Today I gave a presentation on the Rise of Democracy in England. I was to present the research I’ve done all semester long accumulated into a research paper. The presentation was to be less than 10 minutes because between two class periods of 75 minutes each, 7 people had to present. Well, most of the presentations were under 10 minutes, but what took most of the time was getting the equipment setup to do what the presenters wanted. The problem wasn’t that the equipment (a computer hooked up to a projector) was incapable, it was that the students were incompetent. Most of the students presenting were unable to even open their PowerPoint presentations on the computer to which the projector was connected! These are people my age! All of them are in the 18-24 age range. They’ve grown up with computers!

#### [Information]
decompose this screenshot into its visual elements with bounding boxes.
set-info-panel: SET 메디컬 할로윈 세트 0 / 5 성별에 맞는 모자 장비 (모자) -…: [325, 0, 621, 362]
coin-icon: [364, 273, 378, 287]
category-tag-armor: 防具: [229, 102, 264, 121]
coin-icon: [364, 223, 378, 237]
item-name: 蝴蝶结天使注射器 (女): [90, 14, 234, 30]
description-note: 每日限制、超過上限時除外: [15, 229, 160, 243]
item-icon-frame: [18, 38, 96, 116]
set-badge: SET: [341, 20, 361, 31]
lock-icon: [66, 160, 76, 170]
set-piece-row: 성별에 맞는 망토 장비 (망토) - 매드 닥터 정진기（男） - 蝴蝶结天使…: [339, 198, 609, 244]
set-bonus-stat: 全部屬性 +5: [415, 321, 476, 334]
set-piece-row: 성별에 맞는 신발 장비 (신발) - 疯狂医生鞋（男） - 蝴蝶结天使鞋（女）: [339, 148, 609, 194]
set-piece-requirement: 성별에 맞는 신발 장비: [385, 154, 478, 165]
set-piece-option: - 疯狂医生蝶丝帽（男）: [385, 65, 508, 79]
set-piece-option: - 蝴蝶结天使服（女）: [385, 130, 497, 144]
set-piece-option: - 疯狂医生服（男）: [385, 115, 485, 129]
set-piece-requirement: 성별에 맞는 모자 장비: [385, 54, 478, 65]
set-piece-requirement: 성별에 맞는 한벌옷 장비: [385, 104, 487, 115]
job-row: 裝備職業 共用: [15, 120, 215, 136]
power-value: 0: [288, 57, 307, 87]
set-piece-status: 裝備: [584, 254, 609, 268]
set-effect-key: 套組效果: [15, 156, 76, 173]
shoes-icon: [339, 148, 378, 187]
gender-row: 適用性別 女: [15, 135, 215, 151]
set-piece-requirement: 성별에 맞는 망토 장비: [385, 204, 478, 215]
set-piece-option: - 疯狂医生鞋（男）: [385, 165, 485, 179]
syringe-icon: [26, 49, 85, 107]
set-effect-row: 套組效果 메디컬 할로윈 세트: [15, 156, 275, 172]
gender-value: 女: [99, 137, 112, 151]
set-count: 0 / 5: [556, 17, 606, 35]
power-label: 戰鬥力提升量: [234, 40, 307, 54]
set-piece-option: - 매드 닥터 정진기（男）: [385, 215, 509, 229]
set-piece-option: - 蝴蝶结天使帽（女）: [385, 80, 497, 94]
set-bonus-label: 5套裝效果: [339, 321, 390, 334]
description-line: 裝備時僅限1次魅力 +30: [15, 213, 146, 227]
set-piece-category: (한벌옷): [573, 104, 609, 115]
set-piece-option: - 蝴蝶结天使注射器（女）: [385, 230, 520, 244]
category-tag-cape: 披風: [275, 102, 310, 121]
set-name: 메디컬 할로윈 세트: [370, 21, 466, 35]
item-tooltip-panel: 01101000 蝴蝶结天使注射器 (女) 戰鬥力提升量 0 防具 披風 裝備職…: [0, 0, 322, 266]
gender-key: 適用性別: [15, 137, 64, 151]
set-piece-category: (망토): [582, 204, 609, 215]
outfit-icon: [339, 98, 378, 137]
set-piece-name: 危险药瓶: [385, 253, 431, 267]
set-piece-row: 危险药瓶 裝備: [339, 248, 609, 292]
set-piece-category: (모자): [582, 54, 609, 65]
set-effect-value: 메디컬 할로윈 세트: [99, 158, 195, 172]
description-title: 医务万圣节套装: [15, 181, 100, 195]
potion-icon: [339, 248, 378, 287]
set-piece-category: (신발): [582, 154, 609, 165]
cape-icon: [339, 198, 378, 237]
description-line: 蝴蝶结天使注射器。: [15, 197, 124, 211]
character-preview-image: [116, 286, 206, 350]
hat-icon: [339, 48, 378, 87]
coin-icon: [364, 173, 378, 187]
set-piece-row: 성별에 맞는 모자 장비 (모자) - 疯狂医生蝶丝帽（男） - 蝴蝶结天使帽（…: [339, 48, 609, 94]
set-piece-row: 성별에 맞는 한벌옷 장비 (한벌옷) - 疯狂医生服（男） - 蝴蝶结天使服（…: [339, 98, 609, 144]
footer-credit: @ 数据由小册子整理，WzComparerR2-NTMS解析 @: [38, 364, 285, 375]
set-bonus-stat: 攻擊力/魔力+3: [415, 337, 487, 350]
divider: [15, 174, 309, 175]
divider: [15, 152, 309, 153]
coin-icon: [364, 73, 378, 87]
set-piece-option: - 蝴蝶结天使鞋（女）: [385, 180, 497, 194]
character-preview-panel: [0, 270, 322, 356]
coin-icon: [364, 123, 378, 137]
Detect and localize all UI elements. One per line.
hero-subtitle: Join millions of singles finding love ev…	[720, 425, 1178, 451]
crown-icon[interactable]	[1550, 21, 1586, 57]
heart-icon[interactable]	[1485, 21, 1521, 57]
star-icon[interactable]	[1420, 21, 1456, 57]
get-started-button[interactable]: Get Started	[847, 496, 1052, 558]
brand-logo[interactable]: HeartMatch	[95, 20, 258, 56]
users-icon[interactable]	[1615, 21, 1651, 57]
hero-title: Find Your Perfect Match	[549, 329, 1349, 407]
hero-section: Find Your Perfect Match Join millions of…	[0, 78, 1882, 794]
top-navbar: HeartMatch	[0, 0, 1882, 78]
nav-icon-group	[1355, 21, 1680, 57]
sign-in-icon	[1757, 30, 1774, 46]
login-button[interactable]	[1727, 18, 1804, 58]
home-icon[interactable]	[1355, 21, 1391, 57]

#### [Required work]
1. Update the passage about the class presentations by rewriting everything from "Today I gave" down to "up with computers!" with "projector" changed to "large monitor".
2. Take the account of the class presentations further, picking up after its final sentence.

#### [Exercise results]
1.
Today I gave a presentation on the Rise of Democracy in England. I was to present the research I’ve done all semester long accumulated into a research paper. The presentation was to be less than 10 minutes because between two class periods of 75 minutes each, 7 people had to present. Well, most of the presentations were under 10 minutes, but what took most of the time was getting the equipment setup to do what the presenters wanted. The problem wasn’t that the equipment (a computer hooked up to a large monitor) was incapable, it was that the students were incompetent. Most of the students presenting were unable to even open their PowerPoint presentations on the computer to which the large monitor was connected! These are people my age! All of them are in the 18-24 age range. They’ve grown up with computers!

2.
While I don’t expect that everyone know how to operate a computer with grace and sophistication, I do expect that people my age should at least know how to open a file! And maybe, just maybe — this might be pushing it a bit — even be able to go into slideshow mode in PowerPoint. I know that it might be kind of difficult for some people, but frankly, I’ve been able to do it since I was about 8 when PowerPoint itself wasn’t very mature yet. I could also open a file by then! I don’t know how these people made it through high school — or even middle school. I firmly recall having to do many PowerPoint presentations during my years in middle school and high school. Come to think of it, I remember one I did in elementary school as well! (Although it was in our computer class…)
Today’s class was pushed to almost 3 hours (from the original 75 minutes) and most of it was spent trying to explain to the technologically handicapped presenting how to get their PowerPoint presentations open and in presentation mode. I might be a bit bitter. It was quite frustrating.